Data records
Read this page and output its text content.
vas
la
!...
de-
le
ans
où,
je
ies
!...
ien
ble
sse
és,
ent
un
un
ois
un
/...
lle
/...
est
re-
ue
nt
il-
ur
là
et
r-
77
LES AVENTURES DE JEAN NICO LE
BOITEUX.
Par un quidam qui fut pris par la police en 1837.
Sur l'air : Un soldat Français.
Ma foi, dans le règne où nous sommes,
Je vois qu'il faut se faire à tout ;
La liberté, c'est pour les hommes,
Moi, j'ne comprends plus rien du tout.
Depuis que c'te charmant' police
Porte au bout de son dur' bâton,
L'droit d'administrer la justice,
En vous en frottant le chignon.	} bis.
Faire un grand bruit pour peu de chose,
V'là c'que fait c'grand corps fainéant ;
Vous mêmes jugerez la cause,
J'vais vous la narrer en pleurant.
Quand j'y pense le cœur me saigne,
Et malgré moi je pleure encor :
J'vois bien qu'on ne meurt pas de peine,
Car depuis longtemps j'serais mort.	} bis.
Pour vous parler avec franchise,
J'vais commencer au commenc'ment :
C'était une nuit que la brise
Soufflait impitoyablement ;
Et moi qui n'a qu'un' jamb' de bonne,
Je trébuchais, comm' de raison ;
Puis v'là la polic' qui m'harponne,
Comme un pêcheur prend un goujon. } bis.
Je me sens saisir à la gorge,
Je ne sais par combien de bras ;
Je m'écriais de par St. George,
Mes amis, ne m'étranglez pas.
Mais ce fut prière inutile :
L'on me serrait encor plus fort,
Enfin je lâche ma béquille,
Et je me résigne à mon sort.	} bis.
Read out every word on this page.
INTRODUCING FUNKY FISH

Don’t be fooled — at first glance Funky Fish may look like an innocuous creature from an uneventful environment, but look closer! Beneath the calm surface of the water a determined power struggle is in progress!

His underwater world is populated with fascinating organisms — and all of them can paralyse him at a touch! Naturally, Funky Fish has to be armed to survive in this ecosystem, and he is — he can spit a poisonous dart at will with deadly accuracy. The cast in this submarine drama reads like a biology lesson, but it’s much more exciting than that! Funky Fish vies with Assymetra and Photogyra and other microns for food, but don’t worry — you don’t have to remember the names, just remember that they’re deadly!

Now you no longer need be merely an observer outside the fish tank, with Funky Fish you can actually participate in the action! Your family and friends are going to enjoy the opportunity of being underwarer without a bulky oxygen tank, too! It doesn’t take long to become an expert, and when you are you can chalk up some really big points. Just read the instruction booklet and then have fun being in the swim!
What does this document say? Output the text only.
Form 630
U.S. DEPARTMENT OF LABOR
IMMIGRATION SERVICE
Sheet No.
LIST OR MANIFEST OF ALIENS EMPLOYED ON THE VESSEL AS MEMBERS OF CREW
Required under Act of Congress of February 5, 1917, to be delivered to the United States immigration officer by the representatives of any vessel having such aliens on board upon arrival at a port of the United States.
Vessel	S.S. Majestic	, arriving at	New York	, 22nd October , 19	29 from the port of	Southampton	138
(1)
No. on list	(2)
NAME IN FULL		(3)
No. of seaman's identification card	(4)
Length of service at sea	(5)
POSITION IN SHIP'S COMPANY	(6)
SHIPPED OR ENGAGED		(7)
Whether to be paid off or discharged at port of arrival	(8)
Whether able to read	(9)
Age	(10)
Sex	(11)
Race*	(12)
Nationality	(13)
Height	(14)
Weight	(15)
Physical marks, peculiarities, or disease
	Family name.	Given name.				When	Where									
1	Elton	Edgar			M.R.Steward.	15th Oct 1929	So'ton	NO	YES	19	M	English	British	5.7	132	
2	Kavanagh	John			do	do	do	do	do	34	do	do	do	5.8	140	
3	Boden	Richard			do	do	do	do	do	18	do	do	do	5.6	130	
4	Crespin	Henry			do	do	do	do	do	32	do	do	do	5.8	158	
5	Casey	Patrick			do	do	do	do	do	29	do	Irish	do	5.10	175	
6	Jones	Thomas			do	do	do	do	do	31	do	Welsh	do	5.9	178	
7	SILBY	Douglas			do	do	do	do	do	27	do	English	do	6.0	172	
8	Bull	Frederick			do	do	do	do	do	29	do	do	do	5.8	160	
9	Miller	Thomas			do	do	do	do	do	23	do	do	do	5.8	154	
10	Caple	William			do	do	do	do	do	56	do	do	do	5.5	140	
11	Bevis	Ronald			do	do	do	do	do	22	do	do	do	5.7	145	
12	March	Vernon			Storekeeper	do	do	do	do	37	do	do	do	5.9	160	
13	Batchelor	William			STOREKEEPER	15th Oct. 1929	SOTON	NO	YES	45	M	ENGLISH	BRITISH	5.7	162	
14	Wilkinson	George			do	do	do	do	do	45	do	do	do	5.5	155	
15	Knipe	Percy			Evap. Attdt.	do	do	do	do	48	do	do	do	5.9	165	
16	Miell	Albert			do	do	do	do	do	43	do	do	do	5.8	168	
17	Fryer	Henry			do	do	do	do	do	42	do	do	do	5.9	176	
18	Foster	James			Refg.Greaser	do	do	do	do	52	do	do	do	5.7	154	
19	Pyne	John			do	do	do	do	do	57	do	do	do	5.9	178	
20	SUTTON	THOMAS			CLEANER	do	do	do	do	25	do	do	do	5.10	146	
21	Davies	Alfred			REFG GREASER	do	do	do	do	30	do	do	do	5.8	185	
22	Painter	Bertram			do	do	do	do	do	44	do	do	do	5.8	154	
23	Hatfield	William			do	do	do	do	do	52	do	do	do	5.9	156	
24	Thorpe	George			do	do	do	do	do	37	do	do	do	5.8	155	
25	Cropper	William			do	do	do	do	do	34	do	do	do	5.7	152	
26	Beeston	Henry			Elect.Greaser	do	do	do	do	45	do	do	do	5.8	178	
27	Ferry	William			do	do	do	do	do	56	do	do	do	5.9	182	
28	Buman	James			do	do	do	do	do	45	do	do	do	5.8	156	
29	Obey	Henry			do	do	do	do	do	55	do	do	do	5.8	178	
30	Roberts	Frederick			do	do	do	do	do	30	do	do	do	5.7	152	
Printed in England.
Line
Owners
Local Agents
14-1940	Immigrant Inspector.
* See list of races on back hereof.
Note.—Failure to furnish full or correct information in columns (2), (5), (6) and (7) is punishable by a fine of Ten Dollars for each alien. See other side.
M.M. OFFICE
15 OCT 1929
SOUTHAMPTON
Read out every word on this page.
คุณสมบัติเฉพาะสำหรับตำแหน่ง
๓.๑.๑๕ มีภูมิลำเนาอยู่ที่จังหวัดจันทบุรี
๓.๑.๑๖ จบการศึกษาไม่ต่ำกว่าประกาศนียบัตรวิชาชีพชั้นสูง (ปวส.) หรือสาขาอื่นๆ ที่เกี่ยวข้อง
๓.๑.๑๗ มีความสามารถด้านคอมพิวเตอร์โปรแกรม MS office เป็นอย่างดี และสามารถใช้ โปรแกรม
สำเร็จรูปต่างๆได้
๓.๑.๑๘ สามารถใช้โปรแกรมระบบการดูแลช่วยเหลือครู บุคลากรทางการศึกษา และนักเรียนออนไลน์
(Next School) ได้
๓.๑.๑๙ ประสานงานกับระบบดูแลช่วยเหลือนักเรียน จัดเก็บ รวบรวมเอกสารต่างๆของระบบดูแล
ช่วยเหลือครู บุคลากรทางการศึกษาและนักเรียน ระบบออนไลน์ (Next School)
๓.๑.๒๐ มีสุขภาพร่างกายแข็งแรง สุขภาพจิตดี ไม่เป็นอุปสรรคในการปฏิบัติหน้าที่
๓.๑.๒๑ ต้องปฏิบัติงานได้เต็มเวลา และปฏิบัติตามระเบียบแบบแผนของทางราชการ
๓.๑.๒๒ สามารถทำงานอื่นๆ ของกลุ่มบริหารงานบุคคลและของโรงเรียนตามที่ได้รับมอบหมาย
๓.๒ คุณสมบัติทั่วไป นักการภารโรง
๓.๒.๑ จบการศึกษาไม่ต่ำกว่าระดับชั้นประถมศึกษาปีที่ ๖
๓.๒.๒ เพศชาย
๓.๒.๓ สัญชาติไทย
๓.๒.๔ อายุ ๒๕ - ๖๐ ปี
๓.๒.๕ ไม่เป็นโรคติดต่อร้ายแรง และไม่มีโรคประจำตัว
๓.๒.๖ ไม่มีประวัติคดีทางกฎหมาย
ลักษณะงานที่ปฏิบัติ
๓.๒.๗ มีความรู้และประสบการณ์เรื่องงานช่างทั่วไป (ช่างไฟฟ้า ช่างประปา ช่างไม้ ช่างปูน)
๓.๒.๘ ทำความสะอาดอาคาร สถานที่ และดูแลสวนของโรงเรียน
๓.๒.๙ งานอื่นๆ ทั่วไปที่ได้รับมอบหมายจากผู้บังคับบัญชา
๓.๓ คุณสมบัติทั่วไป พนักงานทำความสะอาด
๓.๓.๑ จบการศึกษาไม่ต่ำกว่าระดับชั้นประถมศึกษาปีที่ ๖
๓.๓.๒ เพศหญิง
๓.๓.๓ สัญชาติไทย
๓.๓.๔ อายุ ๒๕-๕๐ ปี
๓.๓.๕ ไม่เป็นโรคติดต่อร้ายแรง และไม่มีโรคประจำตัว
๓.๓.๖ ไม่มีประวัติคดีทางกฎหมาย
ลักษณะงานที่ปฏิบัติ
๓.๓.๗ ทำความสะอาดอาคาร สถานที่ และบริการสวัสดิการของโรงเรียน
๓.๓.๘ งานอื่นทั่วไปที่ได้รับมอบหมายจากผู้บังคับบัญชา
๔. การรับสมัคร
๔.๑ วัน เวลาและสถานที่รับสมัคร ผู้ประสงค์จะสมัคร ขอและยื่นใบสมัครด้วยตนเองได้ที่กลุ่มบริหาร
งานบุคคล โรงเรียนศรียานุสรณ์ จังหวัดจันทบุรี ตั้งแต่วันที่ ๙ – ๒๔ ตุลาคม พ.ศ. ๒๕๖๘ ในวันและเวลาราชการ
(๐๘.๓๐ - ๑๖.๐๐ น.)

■ Request ■
Identify every line above with the string "vois" in it. Copy those lines.

■ Exercise output ■
Je vois qu'il faut se faire à tout ;
J'vois bien qu'on ne meurt pas de peine,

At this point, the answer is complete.